### SOURCE DATA
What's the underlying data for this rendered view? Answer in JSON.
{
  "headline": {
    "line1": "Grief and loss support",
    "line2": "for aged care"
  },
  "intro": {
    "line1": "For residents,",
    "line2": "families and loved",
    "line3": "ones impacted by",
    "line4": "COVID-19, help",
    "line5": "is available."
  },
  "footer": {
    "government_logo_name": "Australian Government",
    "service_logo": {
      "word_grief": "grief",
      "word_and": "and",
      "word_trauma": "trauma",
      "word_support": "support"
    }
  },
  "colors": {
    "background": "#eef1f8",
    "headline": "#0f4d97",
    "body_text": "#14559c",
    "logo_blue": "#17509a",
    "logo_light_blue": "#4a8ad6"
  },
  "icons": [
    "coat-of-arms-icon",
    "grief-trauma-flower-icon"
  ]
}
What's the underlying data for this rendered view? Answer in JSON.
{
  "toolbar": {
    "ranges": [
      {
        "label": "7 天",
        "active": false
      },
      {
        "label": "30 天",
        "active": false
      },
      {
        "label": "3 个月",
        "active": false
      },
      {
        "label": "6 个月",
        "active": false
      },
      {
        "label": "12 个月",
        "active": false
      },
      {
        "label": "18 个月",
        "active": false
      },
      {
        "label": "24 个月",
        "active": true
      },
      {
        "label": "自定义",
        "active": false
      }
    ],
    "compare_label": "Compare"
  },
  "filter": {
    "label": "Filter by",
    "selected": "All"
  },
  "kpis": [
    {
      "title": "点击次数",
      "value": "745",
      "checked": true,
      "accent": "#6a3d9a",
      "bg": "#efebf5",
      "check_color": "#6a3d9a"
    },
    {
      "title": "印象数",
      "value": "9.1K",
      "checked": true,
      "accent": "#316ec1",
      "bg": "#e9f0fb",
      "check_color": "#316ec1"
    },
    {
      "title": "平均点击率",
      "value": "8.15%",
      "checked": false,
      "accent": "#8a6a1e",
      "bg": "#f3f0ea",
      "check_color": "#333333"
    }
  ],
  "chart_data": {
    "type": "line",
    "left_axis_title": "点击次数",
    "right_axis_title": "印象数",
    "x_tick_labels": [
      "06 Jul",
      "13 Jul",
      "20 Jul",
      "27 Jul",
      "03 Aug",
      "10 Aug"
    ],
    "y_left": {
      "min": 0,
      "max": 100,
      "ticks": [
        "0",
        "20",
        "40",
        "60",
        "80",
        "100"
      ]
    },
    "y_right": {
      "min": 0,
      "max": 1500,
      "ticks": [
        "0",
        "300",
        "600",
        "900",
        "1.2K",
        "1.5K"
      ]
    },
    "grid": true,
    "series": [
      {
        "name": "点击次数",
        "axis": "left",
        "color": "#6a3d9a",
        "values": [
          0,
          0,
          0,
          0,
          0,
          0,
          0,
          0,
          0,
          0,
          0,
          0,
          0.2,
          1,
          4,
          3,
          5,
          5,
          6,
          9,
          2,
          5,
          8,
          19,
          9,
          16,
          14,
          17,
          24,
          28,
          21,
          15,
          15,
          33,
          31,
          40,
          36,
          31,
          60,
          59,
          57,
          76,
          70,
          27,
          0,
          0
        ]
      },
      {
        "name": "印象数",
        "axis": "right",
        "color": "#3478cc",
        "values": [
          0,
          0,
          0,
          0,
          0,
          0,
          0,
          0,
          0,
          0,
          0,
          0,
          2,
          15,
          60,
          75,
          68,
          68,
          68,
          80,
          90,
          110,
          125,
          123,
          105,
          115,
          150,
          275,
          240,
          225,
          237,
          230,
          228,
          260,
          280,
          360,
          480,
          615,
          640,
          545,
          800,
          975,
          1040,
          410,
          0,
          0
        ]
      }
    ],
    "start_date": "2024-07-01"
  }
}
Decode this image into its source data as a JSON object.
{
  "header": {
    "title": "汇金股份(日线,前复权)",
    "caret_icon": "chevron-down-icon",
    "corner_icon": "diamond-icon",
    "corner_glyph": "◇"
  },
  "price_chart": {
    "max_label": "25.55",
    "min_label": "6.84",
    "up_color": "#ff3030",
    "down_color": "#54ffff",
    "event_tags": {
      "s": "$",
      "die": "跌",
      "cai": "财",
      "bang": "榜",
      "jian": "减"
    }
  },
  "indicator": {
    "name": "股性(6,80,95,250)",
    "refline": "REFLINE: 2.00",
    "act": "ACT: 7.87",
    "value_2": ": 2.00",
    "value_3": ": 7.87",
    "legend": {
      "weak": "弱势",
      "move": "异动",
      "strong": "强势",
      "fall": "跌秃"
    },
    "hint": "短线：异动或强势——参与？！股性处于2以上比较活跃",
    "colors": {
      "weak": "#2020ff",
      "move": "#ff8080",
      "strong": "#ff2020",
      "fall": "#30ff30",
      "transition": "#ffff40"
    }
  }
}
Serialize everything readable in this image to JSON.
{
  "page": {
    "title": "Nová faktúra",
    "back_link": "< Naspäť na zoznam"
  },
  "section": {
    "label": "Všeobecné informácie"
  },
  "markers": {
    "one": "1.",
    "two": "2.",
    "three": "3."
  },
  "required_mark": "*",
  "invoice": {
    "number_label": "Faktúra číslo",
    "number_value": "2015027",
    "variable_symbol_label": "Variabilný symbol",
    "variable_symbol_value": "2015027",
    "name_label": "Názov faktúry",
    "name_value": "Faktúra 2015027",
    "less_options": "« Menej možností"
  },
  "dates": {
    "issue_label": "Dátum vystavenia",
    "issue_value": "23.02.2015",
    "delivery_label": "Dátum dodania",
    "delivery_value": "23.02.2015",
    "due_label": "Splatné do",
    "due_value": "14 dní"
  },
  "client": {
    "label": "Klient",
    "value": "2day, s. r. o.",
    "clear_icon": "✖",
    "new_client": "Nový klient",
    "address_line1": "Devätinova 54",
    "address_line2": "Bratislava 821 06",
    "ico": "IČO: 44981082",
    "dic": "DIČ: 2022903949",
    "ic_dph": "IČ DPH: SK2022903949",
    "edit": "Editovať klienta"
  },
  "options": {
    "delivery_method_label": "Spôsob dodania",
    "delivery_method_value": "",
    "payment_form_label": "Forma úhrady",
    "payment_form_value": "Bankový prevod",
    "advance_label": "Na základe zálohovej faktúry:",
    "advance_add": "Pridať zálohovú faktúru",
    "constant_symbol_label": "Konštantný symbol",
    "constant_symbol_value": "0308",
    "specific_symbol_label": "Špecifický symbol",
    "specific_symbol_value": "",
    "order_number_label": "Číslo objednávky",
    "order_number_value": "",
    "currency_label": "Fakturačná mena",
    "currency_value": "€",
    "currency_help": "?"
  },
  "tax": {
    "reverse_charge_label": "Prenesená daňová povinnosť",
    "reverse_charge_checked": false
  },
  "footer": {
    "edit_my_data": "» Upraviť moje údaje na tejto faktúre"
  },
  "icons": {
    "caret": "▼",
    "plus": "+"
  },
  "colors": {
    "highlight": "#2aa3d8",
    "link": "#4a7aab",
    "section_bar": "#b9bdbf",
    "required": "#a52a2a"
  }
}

### EXERCISE
Retype every entry above, word for word.

### EXERCISE OUTPUT
What's the underlying data for this rendered view? Answer in JSON.
{
  "headline": {
    "line1": "Grief and loss support",
    "line2": "for aged care"
  },
  "intro": {
    "line1": "For residents,",
    "line2": "families and loved",
    "line3": "ones impacted by",
    "line4": "COVID-19, help",
    "line5": "is available."
  },
  "footer": {
    "government_logo_name": "Australian Government",
    "service_logo": {
      "word_grief": "grief",
      "word_and": "and",
      "word_trauma": "trauma",
      "word_support": "support"
    }
  },
  "colors": {
    "background": "#eef1f8",
    "headline": "#0f4d97",
    "body_text": "#14559c",
    "logo_blue": "#17509a",
    "logo_light_blue": "#4a8ad6"
  },
  "icons": [
    "coat-of-arms-icon",
    "grief-trauma-flower-icon"
  ]
}
What's the underlying data for this rendered view? Answer in JSON.
{
  "toolbar": {
    "ranges": [
      {
        "label": "7 天",
        "active": false
      },
      {
        "label": "30 天",
        "active": false
      },
      {
        "label": "3 个月",
        "active": false
      },
      {
        "label": "6 个月",
        "active": false
      },
      {
        "label": "12 个月",
        "active": false
      },
      {
        "label": "18 个月",
        "active": false
      },
      {
        "label": "24 个月",
        "active": true
      },
      {
        "label": "自定义",
        "active": false
      }
    ],
    "compare_label": "Compare"
  },
  "filter": {
    "label": "Filter by",
    "selected": "All"
  },
  "kpis": [
    {
      "title": "点击次数",
      "value": "745",
      "checked": true,
      "accent": "#6a3d9a",
      "bg": "#efebf5",
      "check_color": "#6a3d9a"
    },
    {
      "title": "印象数",
      "value": "9.1K",
      "checked": true,
      "accent": "#316ec1",
      "bg": "#e9f0fb",
      "check_color": "#316ec1"
    },
    {
      "title": "平均点击率",
      "value": "8.15%",
      "checked": false,
      "accent": "#8a6a1e",
      "bg": "#f3f0ea",
      "check_color": "#333333"
    }
  ],
  "chart_data": {
    "type": "line",
    "left_axis_title": "点击次数",
    "right_axis_title": "印象数",
    "x_tick_labels": [
      "06 Jul",
      "13 Jul",
      "20 Jul",
      "27 Jul",
      "03 Aug",
      "10 Aug"
    ],
    "y_left": {
      "min": 0,
      "max": 100,
      "ticks": [
        "0",
        "20",
        "40",
        "60",
        "80",
        "100"
      ]
    },
    "y_right": {
      "min": 0,
      "max": 1500,
      "ticks": [
        "0",
        "300",
        "600",
        "900",
        "1.2K",
        "1.5K"
      ]
    },
    "grid": true,
    "series": [
      {
        "name": "点击次数",
        "axis": "left",
        "color": "#6a3d9a",
        "values": [
          0,
          0,
          0,
          0,
          0,
          0,
          0,
          0,
          0,
          0,
          0,
          0,
          0.2,
          1,
          4,
          3,
          5,
          5,
          6,
          9,
          2,
          5,
          8,
          19,
          9,
          16,
          14,
          17,
          24,
          28,
          21,
          15,
          15,
          33,
          31,
          40,
          36,
          31,
          60,
          59,
          57,
          76,
          70,
          27,
          0,
          0
        ]
      },
      {
        "name": "印象数",
        "axis": "right",
        "color": "#3478cc",
        "values": [
          0,
          0,
          0,
          0,
          0,
          0,
          0,
          0,
          0,
          0,
          0,
          0,
          2,
          15,
          60,
          75,
          68,
          68,
          68,
          80,
          90,
          110,
          125,
          123,
          105,
          115,
          150,
          275,
          240,
          225,
          237,
          230,
          228,
          260,
          280,
          360,
          480,
          615,
          640,
          545,
          800,
          975,
          1040,
          410,
          0,
          0
        ]
      }
    ],
    "start_date": "2024-07-01"
  }
}
Decode this image into its source data as a JSON object.
{
  "header": {
    "title": "汇金股份(日线,前复权)",
    "caret_icon": "chevron-down-icon",
    "corner_icon": "diamond-icon",
    "corner_glyph": "◇"
  },
  "price_chart": {
    "max_label": "25.55",
    "min_label": "6.84",
    "up_color": "#ff3030",
    "down_color": "#54ffff",
    "event_tags": {
      "s": "$",
      "die": "跌",
      "cai": "财",
      "bang": "榜",
      "jian": "减"
    }
  },
  "indicator": {
    "name": "股性(6,80,95,250)",
    "refline": "REFLINE: 2.00",
    "act": "ACT: 7.87",
    "value_2": ": 2.00",
    "value_3": ": 7.87",
    "legend": {
      "weak": "弱势",
      "move": "异动",
      "strong": "强势",
      "fall": "跌秃"
    },
    "hint": "短线：异动或强势——参与？！股性处于2以上比较活跃",
    "colors": {
      "weak": "#2020ff",
      "move": "#ff8080",
      "strong": "#ff2020",
      "fall": "#30ff30",
      "transition": "#ffff40"
    }
  }
}
Serialize everything readable in this image to JSON.
{
  "page": {
    "title": "Nová faktúra",
    "back_link": "< Naspäť na zoznam"
  },
  "section": {
    "label": "Všeobecné informácie"
  },
  "markers": {
    "one": "1.",
    "two": "2.",
    "three": "3."
  },
  "required_mark": "*",
  "invoice": {
    "number_label": "Faktúra číslo",
    "number_value": "2015027",
    "variable_symbol_label": "Variabilný symbol",
    "variable_symbol_value": "2015027",
    "name_label": "Názov faktúry",
    "name_value": "Faktúra 2015027",
    "less_options": "« Menej možností"
  },
  "dates": {
    "issue_label": "Dátum vystavenia",
    "issue_value": "23.02.2015",
    "delivery_label": "Dátum dodania",
    "delivery_value": "23.02.2015",
    "due_label": "Splatné do",
    "due_value": "14 dní"
  },
  "client": {
    "label": "Klient",
    "value": "2day, s. r. o.",
    "clear_icon": "✖",
    "new_client": "Nový klient",
    "address_line1": "Devätinova 54",
    "address_line2": "Bratislava 821 06",
    "ico": "IČO: 44981082",
    "dic": "DIČ: 2022903949",
    "ic_dph": "IČ DPH: SK2022903949",
    "edit": "Editovať klienta"
  },
  "options": {
    "delivery_method_label": "Spôsob dodania",
    "delivery_method_value": "",
    "payment_form_label": "Forma úhrady",
    "payment_form_value": "Bankový prevod",
    "advance_label": "Na základe zálohovej faktúry:",
    "advance_add": "Pridať zálohovú faktúru",
    "constant_symbol_label": "Konštantný symbol",
    "constant_symbol_value": "0308",
    "specific_symbol_label": "Špecifický symbol",
    "specific_symbol_value": "",
    "order_number_label": "Číslo objednávky",
    "order_number_value": "",
    "currency_label": "Fakturačná mena",
    "currency_value": "€",
    "currency_help": "?"
  },
  "tax": {
    "reverse_charge_label": "Prenesená daňová povinnosť",
    "reverse_charge_checked": false
  },
  "footer": {
    "edit_my_data": "» Upraviť moje údaje na tejto faktúre"
  },
  "icons": {
    "caret": "▼",
    "plus": "+"
  },
  "colors": {
    "highlight": "#2aa3d8",
    "link": "#4a7aab",
    "section_bar": "#b9bdbf",
    "required": "#a52a2a"
  }
}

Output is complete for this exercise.